> _Provided records_
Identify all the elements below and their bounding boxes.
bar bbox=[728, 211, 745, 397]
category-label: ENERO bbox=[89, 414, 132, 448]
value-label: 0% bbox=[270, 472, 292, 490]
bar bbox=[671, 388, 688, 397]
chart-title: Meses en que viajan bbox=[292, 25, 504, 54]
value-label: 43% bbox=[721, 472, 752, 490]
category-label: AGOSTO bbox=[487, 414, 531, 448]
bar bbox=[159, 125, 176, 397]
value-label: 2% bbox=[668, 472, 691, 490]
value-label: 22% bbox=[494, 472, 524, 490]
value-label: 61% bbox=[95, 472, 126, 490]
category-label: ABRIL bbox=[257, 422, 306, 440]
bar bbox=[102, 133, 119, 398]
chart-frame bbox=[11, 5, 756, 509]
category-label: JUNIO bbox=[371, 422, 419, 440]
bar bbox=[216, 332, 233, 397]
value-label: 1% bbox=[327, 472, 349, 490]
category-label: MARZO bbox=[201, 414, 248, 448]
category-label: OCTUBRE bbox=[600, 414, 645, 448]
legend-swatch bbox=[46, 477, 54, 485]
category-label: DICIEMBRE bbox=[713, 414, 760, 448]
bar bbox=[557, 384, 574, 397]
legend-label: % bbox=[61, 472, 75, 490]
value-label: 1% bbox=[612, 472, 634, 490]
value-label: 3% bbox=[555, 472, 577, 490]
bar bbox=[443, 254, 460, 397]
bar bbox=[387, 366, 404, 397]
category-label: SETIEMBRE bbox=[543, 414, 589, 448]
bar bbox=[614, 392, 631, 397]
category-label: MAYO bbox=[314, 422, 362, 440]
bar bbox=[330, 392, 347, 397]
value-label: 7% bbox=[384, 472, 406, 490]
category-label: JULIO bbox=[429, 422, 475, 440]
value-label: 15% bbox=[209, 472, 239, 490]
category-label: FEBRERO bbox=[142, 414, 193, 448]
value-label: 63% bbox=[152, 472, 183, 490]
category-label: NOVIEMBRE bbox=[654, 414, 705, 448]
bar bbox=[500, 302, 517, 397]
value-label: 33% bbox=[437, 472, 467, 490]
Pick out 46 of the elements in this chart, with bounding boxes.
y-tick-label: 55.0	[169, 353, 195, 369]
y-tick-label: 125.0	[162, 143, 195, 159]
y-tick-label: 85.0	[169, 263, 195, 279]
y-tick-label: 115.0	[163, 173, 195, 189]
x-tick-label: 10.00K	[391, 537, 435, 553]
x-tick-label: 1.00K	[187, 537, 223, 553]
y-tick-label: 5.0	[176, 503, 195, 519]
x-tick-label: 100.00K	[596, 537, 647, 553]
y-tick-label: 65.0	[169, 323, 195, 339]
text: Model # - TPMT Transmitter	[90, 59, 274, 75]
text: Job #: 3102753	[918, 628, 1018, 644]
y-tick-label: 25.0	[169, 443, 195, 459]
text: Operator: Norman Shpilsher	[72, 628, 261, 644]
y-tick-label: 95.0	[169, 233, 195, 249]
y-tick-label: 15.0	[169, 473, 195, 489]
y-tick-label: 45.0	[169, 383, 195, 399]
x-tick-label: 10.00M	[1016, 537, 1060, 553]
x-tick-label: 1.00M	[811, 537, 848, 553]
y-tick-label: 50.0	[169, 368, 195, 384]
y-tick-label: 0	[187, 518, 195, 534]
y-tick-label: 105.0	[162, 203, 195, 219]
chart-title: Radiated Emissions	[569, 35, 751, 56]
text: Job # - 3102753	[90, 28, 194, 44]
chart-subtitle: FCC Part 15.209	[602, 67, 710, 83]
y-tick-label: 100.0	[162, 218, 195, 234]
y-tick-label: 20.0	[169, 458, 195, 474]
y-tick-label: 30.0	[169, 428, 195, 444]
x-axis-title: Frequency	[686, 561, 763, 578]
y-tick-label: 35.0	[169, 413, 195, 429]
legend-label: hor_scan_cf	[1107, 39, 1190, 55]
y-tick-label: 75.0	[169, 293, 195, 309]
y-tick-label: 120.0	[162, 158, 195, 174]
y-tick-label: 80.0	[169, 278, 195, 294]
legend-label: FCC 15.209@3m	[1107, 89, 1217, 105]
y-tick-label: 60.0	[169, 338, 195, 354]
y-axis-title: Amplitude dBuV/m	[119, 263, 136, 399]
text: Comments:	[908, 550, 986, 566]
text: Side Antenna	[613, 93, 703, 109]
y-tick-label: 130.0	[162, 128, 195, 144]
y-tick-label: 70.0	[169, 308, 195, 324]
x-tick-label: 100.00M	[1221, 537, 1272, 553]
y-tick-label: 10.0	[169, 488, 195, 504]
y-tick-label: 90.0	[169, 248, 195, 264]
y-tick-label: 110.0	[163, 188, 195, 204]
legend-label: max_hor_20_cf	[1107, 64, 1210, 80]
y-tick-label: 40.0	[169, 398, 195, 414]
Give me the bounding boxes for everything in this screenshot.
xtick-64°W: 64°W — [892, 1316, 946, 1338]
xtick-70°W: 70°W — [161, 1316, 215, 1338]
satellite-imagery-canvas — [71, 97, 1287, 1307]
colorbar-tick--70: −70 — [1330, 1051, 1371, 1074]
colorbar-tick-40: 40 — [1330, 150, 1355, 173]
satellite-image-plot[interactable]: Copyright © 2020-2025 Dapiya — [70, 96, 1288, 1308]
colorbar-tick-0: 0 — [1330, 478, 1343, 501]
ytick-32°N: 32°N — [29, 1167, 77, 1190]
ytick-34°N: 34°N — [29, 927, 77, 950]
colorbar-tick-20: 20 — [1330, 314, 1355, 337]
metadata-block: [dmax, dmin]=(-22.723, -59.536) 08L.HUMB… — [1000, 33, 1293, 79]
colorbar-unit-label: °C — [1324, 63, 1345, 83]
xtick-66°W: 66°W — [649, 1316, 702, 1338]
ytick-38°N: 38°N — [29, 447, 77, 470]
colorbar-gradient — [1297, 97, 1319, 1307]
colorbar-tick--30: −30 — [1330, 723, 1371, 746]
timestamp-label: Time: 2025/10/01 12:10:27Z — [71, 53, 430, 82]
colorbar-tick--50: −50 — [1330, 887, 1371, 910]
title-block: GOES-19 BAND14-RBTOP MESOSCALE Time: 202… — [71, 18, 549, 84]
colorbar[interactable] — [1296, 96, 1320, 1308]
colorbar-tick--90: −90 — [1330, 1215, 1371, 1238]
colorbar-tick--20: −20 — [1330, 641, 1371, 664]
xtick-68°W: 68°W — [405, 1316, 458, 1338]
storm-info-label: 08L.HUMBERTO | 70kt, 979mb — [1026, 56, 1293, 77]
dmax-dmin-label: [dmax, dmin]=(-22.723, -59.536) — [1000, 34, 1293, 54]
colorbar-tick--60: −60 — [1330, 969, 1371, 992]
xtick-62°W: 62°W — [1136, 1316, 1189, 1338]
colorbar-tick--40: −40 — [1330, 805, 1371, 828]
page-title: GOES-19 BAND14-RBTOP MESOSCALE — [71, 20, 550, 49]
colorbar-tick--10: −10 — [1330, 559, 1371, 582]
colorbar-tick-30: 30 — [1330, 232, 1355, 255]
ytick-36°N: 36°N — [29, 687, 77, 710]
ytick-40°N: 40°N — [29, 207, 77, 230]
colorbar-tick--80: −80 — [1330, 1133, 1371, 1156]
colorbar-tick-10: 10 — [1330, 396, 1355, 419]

> _Exercise_
Reproduce all the records above, renaming every "category-label" as "month-label" and changing nothing else.

> _Exercise response_
Identify all the elements below and their bounding boxes.
bar bbox=[728, 211, 745, 397]
month-label: ENERO bbox=[89, 414, 132, 448]
value-label: 0% bbox=[270, 472, 292, 490]
bar bbox=[671, 388, 688, 397]
chart-title: Meses en que viajan bbox=[292, 25, 504, 54]
value-label: 43% bbox=[721, 472, 752, 490]
month-label: AGOSTO bbox=[487, 414, 531, 448]
bar bbox=[159, 125, 176, 397]
value-label: 2% bbox=[668, 472, 691, 490]
value-label: 22% bbox=[494, 472, 524, 490]
value-label: 61% bbox=[95, 472, 126, 490]
month-label: ABRIL bbox=[257, 422, 306, 440]
bar bbox=[102, 133, 119, 398]
chart-frame bbox=[11, 5, 756, 509]
month-label: JUNIO bbox=[371, 422, 419, 440]
bar bbox=[216, 332, 233, 397]
value-label: 1% bbox=[327, 472, 349, 490]
month-label: MARZO bbox=[201, 414, 248, 448]
month-label: OCTUBRE bbox=[600, 414, 645, 448]
legend-swatch bbox=[46, 477, 54, 485]
month-label: DICIEMBRE bbox=[713, 414, 760, 448]
bar bbox=[557, 384, 574, 397]
legend-label: % bbox=[61, 472, 75, 490]
value-label: 1% bbox=[612, 472, 634, 490]
value-label: 3% bbox=[555, 472, 577, 490]
bar bbox=[443, 254, 460, 397]
bar bbox=[387, 366, 404, 397]
month-label: SETIEMBRE bbox=[543, 414, 589, 448]
bar bbox=[614, 392, 631, 397]
month-label: MAYO bbox=[314, 422, 362, 440]
bar bbox=[330, 392, 347, 397]
value-label: 7% bbox=[384, 472, 406, 490]
month-label: JULIO bbox=[429, 422, 475, 440]
value-label: 15% bbox=[209, 472, 239, 490]
month-label: FEBRERO bbox=[142, 414, 193, 448]
value-label: 63% bbox=[152, 472, 183, 490]
month-label: NOVIEMBRE bbox=[654, 414, 705, 448]
bar bbox=[500, 302, 517, 397]
value-label: 33% bbox=[437, 472, 467, 490]
Pick out 46 of the elements in this chart, with bounding boxes.
y-tick-label: 55.0	[169, 353, 195, 369]
y-tick-label: 125.0	[162, 143, 195, 159]
y-tick-label: 85.0	[169, 263, 195, 279]
y-tick-label: 115.0	[163, 173, 195, 189]
x-tick-label: 10.00K	[391, 537, 435, 553]
x-tick-label: 1.00K	[187, 537, 223, 553]
y-tick-label: 5.0	[176, 503, 195, 519]
x-tick-label: 100.00K	[596, 537, 647, 553]
y-tick-label: 65.0	[169, 323, 195, 339]
text: Model # - TPMT Transmitter	[90, 59, 274, 75]
text: Job #: 3102753	[918, 628, 1018, 644]
y-tick-label: 25.0	[169, 443, 195, 459]
text: Operator: Norman Shpilsher	[72, 628, 261, 644]
y-tick-label: 95.0	[169, 233, 195, 249]
y-tick-label: 15.0	[169, 473, 195, 489]
y-tick-label: 45.0	[169, 383, 195, 399]
x-tick-label: 10.00M	[1016, 537, 1060, 553]
x-tick-label: 1.00M	[811, 537, 848, 553]
y-tick-label: 50.0	[169, 368, 195, 384]
y-tick-label: 0	[187, 518, 195, 534]
y-tick-label: 105.0	[162, 203, 195, 219]
chart-title: Radiated Emissions	[569, 35, 751, 56]
text: Job # - 3102753	[90, 28, 194, 44]
chart-subtitle: FCC Part 15.209	[602, 67, 710, 83]
y-tick-label: 100.0	[162, 218, 195, 234]
y-tick-label: 20.0	[169, 458, 195, 474]
y-tick-label: 30.0	[169, 428, 195, 444]
x-axis-title: Frequency	[686, 561, 763, 578]
y-tick-label: 35.0	[169, 413, 195, 429]
legend-label: hor_scan_cf	[1107, 39, 1190, 55]
y-tick-label: 75.0	[169, 293, 195, 309]
y-tick-label: 120.0	[162, 158, 195, 174]
y-tick-label: 80.0	[169, 278, 195, 294]
legend-label: FCC 15.209@3m	[1107, 89, 1217, 105]
y-tick-label: 60.0	[169, 338, 195, 354]
y-axis-title: Amplitude dBuV/m	[119, 263, 136, 399]
text: Comments:	[908, 550, 986, 566]
text: Side Antenna	[613, 93, 703, 109]
y-tick-label: 130.0	[162, 128, 195, 144]
y-tick-label: 70.0	[169, 308, 195, 324]
x-tick-label: 100.00M	[1221, 537, 1272, 553]
y-tick-label: 10.0	[169, 488, 195, 504]
y-tick-label: 90.0	[169, 248, 195, 264]
y-tick-label: 110.0	[163, 188, 195, 204]
legend-label: max_hor_20_cf	[1107, 64, 1210, 80]
y-tick-label: 40.0	[169, 398, 195, 414]
Give me the bounding boxes for everything in this screenshot.
xtick-64°W: 64°W — [892, 1316, 946, 1338]
xtick-70°W: 70°W — [161, 1316, 215, 1338]
satellite-imagery-canvas — [71, 97, 1287, 1307]
colorbar-tick--70: −70 — [1330, 1051, 1371, 1074]
colorbar-tick-40: 40 — [1330, 150, 1355, 173]
satellite-image-plot[interactable]: Copyright © 2020-2025 Dapiya — [70, 96, 1288, 1308]
colorbar-tick-0: 0 — [1330, 478, 1343, 501]
ytick-32°N: 32°N — [29, 1167, 77, 1190]
ytick-34°N: 34°N — [29, 927, 77, 950]
colorbar-tick-20: 20 — [1330, 314, 1355, 337]
metadata-block: [dmax, dmin]=(-22.723, -59.536) 08L.HUMB… — [1000, 33, 1293, 79]
colorbar-unit-label: °C — [1324, 63, 1345, 83]
xtick-66°W: 66°W — [649, 1316, 702, 1338]
ytick-38°N: 38°N — [29, 447, 77, 470]
colorbar-gradient — [1297, 97, 1319, 1307]
colorbar-tick--30: −30 — [1330, 723, 1371, 746]
timestamp-label: Time: 2025/10/01 12:10:27Z — [71, 53, 430, 82]
colorbar-tick--50: −50 — [1330, 887, 1371, 910]
title-block: GOES-19 BAND14-RBTOP MESOSCALE Time: 202… — [71, 18, 549, 84]
colorbar[interactable] — [1296, 96, 1320, 1308]
colorbar-tick--90: −90 — [1330, 1215, 1371, 1238]
colorbar-tick--20: −20 — [1330, 641, 1371, 664]
xtick-68°W: 68°W — [405, 1316, 458, 1338]
storm-info-label: 08L.HUMBERTO | 70kt, 979mb — [1026, 56, 1293, 77]
dmax-dmin-label: [dmax, dmin]=(-22.723, -59.536) — [1000, 34, 1293, 54]
colorbar-tick--60: −60 — [1330, 969, 1371, 992]
xtick-62°W: 62°W — [1136, 1316, 1189, 1338]
colorbar-tick--40: −40 — [1330, 805, 1371, 828]
page-title: GOES-19 BAND14-RBTOP MESOSCALE — [71, 20, 550, 49]
colorbar-tick--10: −10 — [1330, 559, 1371, 582]
colorbar-tick-30: 30 — [1330, 232, 1355, 255]
ytick-36°N: 36°N — [29, 687, 77, 710]
ytick-40°N: 40°N — [29, 207, 77, 230]
colorbar-tick--80: −80 — [1330, 1133, 1371, 1156]
colorbar-tick-10: 10 — [1330, 396, 1355, 419]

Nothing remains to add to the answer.